WORK TO BE COMPLETED>
All of the listing below must be repeated word for word. Pictures are the only thing to omit.

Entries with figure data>
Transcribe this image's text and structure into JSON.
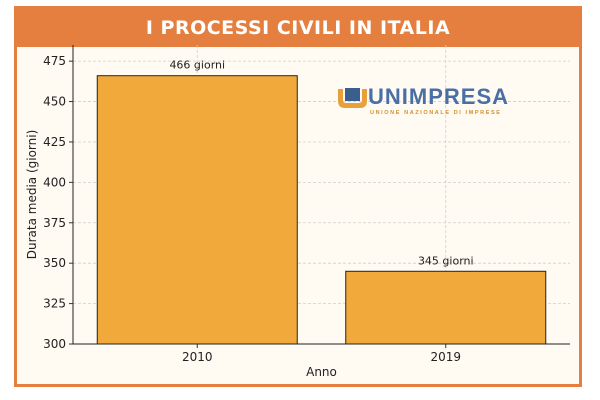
{
  "header": {
    "title": "I PROCESSI CIVILI IN ITALIA"
  },
  "logo": {
    "name": "UNIMPRESA",
    "tagline": "UNIONE NAZIONALE DI IMPRESE"
  },
  "colors": {
    "bar": "#f2a93b",
    "frame": "#e57f3f",
    "plot_bg": "#fffaf2",
    "logo_blue": "#3a5f8f",
    "logo_orange": "#e8a13a"
  },
  "chart_data": {
    "type": "bar",
    "title": "",
    "xlabel": "Anno",
    "ylabel": "Durata media (giorni)",
    "categories": [
      "2010",
      "2019"
    ],
    "values": [
      466,
      345
    ],
    "data_labels": [
      "466 giorni",
      "345 giorni"
    ],
    "ylim": [
      300,
      485
    ],
    "yticks": [
      300,
      325,
      350,
      375,
      400,
      425,
      450,
      475
    ],
    "grid": true
  }
}
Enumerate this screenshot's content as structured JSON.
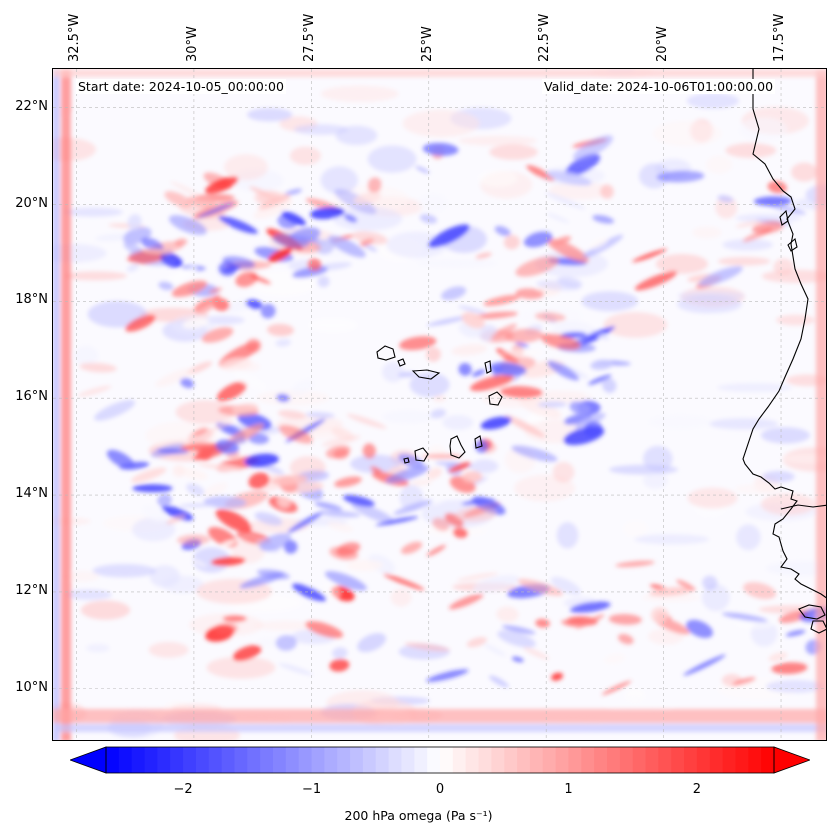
{
  "header": {
    "start_date": "Start date: 2024-10-05_00:00:00",
    "valid_date": "Valid_date: 2024-10-06T01:00:00.00"
  },
  "map": {
    "projection": "lat-lon",
    "lon_range_deg": [
      -33,
      -16.5
    ],
    "lat_range_deg": [
      8.9,
      22.8
    ],
    "lon_ticks": [
      {
        "value": -32.5,
        "label": "32.5°W"
      },
      {
        "value": -30.0,
        "label": "30°W"
      },
      {
        "value": -27.5,
        "label": "27.5°W"
      },
      {
        "value": -25.0,
        "label": "25°W"
      },
      {
        "value": -22.5,
        "label": "22.5°W"
      },
      {
        "value": -20.0,
        "label": "20°W"
      },
      {
        "value": -17.5,
        "label": "17.5°W"
      }
    ],
    "lat_ticks": [
      {
        "value": 22,
        "label": "22°N"
      },
      {
        "value": 20,
        "label": "20°N"
      },
      {
        "value": 18,
        "label": "18°N"
      },
      {
        "value": 16,
        "label": "16°N"
      },
      {
        "value": 14,
        "label": "14°N"
      },
      {
        "value": 12,
        "label": "12°N"
      },
      {
        "value": 10,
        "label": "10°N"
      }
    ],
    "gridlines": true,
    "features": [
      "Cape Verde islands",
      "West African coastline (Senegal, Gambia, Guinea-Bissau)"
    ]
  },
  "colorbar": {
    "label": "200 hPa omega (Pa s⁻¹)",
    "min": -2.6,
    "max": 2.6,
    "extend": "both",
    "colormap": "bwr",
    "ticks": [
      {
        "value": -2,
        "label": "−2"
      },
      {
        "value": -1,
        "label": "−1"
      },
      {
        "value": 0,
        "label": "0"
      },
      {
        "value": 1,
        "label": "1"
      },
      {
        "value": 2,
        "label": "2"
      }
    ]
  },
  "colors": {
    "negative": "#0000ff",
    "zero": "#ffffff",
    "positive": "#ff0000"
  }
}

WRITTEN ANSWER>
Transcribe this image's text and structure into JSON.
{
  "header": {
    "title": "I PROCESSI CIVILI IN ITALIA"
  },
  "logo": {
    "name": "UNIMPRESA",
    "tagline": "UNIONE NAZIONALE DI IMPRESE"
  },
  "colors": {
    "bar": "#f2a93b",
    "frame": "#e57f3f",
    "plot_bg": "#fffaf2",
    "logo_blue": "#3a5f8f",
    "logo_orange": "#e8a13a"
  },
  "chart_data": {
    "type": "bar",
    "title": "",
    "xlabel": "Anno",
    "ylabel": "Durata media (giorni)",
    "categories": [
      "2010",
      "2019"
    ],
    "values": [
      466,
      345
    ],
    "data_labels": [
      "466 giorni",
      "345 giorni"
    ],
    "ylim": [
      300,
      485
    ],
    "yticks": [
      300,
      325,
      350,
      375,
      400,
      425,
      450,
      475
    ],
    "grid": true
  }
}
Enumerate this screenshot's content as structured JSON.
{
  "header": {
    "start_date": "Start date: 2024-10-05_00:00:00",
    "valid_date": "Valid_date: 2024-10-06T01:00:00.00"
  },
  "map": {
    "projection": "lat-lon",
    "lon_range_deg": [
      -33,
      -16.5
    ],
    "lat_range_deg": [
      8.9,
      22.8
    ],
    "lon_ticks": [
      {
        "value": -32.5,
        "label": "32.5°W"
      },
      {
        "value": -30.0,
        "label": "30°W"
      },
      {
        "value": -27.5,
        "label": "27.5°W"
      },
      {
        "value": -25.0,
        "label": "25°W"
      },
      {
        "value": -22.5,
        "label": "22.5°W"
      },
      {
        "value": -20.0,
        "label": "20°W"
      },
      {
        "value": -17.5,
        "label": "17.5°W"
      }
    ],
    "lat_ticks": [
      {
        "value": 22,
        "label": "22°N"
      },
      {
        "value": 20,
        "label": "20°N"
      },
      {
        "value": 18,
        "label": "18°N"
      },
      {
        "value": 16,
        "label": "16°N"
      },
      {
        "value": 14,
        "label": "14°N"
      },
      {
        "value": 12,
        "label": "12°N"
      },
      {
        "value": 10,
        "label": "10°N"
      }
    ],
    "gridlines": true,
    "features": [
      "Cape Verde islands",
      "West African coastline (Senegal, Gambia, Guinea-Bissau)"
    ]
  },
  "colorbar": {
    "label": "200 hPa omega (Pa s⁻¹)",
    "min": -2.6,
    "max": 2.6,
    "extend": "both",
    "colormap": "bwr",
    "ticks": [
      {
        "value": -2,
        "label": "−2"
      },
      {
        "value": -1,
        "label": "−1"
      },
      {
        "value": 0,
        "label": "0"
      },
      {
        "value": 1,
        "label": "1"
      },
      {
        "value": 2,
        "label": "2"
      }
    ]
  },
  "colors": {
    "negative": "#0000ff",
    "zero": "#ffffff",
    "positive": "#ff0000"
  }
}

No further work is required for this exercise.